[OBJECTIVE]: Within the data below, state how many lines contain the string "security". Provide the number only.

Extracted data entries
▬▬▬▬▬▬▬▬▬▬

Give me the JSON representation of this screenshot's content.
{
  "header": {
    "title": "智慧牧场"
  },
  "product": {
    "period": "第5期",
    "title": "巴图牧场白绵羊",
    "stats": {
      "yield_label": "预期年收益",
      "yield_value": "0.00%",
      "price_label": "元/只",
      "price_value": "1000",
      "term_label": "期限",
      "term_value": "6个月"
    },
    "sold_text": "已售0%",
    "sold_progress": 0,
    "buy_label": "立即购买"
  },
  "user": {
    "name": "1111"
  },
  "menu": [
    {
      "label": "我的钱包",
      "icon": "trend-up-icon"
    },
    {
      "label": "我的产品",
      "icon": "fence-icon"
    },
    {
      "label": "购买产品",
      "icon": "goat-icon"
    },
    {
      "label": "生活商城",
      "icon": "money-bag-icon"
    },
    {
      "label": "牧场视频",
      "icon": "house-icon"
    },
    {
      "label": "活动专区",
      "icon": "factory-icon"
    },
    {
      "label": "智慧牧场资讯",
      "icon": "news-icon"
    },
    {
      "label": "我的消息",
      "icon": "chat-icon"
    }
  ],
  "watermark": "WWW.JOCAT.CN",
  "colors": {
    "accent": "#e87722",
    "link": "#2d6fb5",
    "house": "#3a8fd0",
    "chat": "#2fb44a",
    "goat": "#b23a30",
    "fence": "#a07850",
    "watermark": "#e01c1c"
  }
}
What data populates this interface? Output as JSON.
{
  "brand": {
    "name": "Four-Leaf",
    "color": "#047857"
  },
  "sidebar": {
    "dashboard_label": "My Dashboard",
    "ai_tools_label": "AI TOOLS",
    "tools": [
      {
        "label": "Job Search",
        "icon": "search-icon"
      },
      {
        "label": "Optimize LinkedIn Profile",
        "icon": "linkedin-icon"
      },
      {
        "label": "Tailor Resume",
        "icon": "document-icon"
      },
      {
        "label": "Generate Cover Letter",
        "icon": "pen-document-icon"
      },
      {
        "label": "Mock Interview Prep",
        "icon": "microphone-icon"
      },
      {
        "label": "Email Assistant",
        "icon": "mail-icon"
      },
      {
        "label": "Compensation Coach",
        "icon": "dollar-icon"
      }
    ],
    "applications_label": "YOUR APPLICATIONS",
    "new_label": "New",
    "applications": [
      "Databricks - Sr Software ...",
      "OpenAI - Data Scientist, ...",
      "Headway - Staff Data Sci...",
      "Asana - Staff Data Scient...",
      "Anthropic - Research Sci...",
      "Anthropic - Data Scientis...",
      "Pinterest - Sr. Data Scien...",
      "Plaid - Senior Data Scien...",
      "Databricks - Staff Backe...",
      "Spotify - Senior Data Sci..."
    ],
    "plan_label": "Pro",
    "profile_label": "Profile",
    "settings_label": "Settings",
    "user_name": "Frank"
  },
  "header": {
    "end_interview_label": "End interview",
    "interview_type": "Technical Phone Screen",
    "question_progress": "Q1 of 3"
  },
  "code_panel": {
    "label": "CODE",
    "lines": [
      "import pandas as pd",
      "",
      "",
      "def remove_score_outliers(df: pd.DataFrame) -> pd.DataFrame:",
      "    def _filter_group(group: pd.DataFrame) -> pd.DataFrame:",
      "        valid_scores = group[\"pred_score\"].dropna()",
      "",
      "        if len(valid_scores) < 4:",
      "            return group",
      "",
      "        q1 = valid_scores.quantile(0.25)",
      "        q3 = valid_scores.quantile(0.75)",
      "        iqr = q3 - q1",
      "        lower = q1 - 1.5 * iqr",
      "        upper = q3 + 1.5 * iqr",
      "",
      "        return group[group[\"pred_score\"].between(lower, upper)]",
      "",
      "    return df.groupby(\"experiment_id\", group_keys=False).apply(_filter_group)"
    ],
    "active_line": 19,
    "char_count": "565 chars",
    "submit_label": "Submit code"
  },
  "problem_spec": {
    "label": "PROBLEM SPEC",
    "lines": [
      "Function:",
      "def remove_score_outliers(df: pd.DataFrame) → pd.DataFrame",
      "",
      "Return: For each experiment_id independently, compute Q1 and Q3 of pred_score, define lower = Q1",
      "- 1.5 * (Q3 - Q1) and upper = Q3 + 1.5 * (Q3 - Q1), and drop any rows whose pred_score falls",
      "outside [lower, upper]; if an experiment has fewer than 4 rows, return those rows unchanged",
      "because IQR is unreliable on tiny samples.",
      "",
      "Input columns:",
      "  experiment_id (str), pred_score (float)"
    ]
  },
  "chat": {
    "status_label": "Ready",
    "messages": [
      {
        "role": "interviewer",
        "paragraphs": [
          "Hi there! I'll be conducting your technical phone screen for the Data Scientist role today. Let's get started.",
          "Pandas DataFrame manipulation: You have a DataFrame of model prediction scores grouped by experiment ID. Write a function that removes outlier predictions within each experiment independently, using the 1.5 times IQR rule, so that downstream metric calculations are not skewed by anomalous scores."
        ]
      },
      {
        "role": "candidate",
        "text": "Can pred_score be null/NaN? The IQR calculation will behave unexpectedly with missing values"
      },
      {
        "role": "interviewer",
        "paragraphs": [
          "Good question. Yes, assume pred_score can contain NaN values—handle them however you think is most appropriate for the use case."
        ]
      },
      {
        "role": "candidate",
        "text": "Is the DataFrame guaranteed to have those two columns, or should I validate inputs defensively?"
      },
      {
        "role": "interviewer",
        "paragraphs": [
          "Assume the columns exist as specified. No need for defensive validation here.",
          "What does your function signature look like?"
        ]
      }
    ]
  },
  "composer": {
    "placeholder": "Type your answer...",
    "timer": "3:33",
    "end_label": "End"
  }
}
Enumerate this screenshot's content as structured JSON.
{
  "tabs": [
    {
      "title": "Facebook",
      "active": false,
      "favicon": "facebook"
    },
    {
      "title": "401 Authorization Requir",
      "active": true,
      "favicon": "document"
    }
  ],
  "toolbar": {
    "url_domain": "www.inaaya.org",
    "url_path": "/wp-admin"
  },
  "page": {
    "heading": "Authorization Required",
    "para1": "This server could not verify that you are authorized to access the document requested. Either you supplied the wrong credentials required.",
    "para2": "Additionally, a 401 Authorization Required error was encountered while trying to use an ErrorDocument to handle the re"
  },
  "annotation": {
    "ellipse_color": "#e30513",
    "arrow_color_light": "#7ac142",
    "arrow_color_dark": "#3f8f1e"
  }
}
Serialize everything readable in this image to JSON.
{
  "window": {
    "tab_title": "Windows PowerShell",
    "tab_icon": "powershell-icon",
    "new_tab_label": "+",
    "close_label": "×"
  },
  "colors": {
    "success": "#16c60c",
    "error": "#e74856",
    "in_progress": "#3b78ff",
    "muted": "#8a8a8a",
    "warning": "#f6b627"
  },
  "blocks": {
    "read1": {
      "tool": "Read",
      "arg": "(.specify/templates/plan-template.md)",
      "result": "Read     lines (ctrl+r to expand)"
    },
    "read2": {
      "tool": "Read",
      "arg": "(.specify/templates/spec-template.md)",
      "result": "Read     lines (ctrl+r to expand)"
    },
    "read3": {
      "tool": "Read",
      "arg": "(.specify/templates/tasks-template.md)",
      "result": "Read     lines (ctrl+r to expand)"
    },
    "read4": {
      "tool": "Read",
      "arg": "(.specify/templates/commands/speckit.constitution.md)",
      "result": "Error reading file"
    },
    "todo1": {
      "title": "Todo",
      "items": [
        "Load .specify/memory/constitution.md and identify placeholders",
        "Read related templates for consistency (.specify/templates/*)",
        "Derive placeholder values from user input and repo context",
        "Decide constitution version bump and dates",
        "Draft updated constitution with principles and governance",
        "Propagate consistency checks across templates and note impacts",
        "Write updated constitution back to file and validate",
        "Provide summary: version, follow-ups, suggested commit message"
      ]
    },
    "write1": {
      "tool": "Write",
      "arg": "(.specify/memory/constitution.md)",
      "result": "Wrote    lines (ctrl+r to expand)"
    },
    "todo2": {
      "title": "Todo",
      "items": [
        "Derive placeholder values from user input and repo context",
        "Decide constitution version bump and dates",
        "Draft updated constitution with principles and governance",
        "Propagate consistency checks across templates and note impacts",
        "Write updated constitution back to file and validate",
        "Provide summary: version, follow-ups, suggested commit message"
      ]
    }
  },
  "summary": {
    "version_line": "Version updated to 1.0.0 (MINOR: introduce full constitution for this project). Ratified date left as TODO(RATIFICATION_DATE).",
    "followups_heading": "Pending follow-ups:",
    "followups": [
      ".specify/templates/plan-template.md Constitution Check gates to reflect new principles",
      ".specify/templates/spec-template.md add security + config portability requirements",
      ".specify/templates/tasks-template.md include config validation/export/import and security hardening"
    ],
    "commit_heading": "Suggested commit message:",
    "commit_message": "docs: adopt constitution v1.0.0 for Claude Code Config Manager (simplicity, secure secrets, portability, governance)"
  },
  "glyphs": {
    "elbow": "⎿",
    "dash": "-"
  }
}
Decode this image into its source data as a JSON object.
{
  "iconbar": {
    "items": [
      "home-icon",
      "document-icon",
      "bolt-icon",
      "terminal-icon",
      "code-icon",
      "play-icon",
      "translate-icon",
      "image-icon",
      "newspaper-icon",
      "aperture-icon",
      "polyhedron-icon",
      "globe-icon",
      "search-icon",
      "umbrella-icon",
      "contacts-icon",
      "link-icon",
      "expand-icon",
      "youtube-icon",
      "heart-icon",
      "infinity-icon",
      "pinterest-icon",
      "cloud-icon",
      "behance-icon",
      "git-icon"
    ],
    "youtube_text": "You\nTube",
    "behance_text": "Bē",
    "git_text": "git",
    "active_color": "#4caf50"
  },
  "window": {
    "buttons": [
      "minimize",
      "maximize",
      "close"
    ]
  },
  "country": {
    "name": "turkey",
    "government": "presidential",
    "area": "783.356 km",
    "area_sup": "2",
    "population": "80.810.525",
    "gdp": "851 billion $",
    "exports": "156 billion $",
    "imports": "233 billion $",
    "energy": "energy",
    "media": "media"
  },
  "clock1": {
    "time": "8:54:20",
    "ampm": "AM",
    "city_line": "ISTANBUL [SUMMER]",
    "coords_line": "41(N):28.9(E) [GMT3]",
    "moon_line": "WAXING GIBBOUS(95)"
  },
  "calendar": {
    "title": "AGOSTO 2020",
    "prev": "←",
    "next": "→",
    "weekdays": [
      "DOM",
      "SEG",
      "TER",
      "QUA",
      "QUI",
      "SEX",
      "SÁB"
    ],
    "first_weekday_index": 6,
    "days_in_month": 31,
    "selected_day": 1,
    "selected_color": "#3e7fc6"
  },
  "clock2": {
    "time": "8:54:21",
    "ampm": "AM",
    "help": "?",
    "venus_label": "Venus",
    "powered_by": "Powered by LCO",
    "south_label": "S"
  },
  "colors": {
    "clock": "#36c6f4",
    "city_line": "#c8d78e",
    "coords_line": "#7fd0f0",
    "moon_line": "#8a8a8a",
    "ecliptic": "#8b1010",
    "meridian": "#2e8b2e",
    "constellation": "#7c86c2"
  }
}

▬▬▬▬▬▬▬▬▬▬

[REPLY TO THE EXERCISE]: 2